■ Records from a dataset
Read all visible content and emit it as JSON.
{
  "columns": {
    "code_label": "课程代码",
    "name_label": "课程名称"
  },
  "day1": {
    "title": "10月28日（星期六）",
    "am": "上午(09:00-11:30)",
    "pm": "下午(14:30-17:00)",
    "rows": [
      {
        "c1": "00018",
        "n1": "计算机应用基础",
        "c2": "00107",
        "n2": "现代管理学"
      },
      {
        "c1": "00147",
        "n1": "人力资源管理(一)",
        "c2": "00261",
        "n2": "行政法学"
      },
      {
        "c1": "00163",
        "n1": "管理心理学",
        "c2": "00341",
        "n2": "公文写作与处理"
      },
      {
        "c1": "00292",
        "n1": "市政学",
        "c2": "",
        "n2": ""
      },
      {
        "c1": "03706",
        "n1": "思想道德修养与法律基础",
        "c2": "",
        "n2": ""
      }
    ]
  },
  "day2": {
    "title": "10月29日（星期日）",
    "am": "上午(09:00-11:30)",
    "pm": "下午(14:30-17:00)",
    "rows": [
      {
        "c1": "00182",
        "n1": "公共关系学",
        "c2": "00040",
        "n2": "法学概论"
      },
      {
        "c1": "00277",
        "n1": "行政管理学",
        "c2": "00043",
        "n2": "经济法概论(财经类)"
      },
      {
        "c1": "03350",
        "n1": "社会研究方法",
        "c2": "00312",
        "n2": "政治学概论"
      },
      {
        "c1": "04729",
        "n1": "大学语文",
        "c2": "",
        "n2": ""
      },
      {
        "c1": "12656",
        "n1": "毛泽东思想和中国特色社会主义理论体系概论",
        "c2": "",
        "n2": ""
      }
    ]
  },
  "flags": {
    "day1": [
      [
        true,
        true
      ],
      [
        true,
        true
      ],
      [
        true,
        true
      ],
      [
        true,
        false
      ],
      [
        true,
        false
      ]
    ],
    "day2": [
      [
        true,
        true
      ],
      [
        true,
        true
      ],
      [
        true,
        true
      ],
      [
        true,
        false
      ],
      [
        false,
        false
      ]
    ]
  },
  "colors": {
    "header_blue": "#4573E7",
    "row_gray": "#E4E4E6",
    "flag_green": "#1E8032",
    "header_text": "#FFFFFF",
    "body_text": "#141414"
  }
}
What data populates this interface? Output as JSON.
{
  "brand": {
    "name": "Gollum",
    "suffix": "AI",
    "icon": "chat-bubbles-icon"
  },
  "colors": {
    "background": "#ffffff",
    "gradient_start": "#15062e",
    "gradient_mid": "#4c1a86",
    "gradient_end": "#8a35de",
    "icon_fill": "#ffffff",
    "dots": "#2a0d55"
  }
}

■ STATED EXERCISE
Beginning at the line containing "What data populates", repeat each line exactly through the last line of the entries, and include no other lines.

■ SOLUTION FOR THIS EXERCISE
What data populates this interface? Output as JSON.
{
  "brand": {
    "name": "Gollum",
    "suffix": "AI",
    "icon": "chat-bubbles-icon"
  },
  "colors": {
    "background": "#ffffff",
    "gradient_start": "#15062e",
    "gradient_mid": "#4c1a86",
    "gradient_end": "#8a35de",
    "icon_fill": "#ffffff",
    "dots": "#2a0d55"
  }
}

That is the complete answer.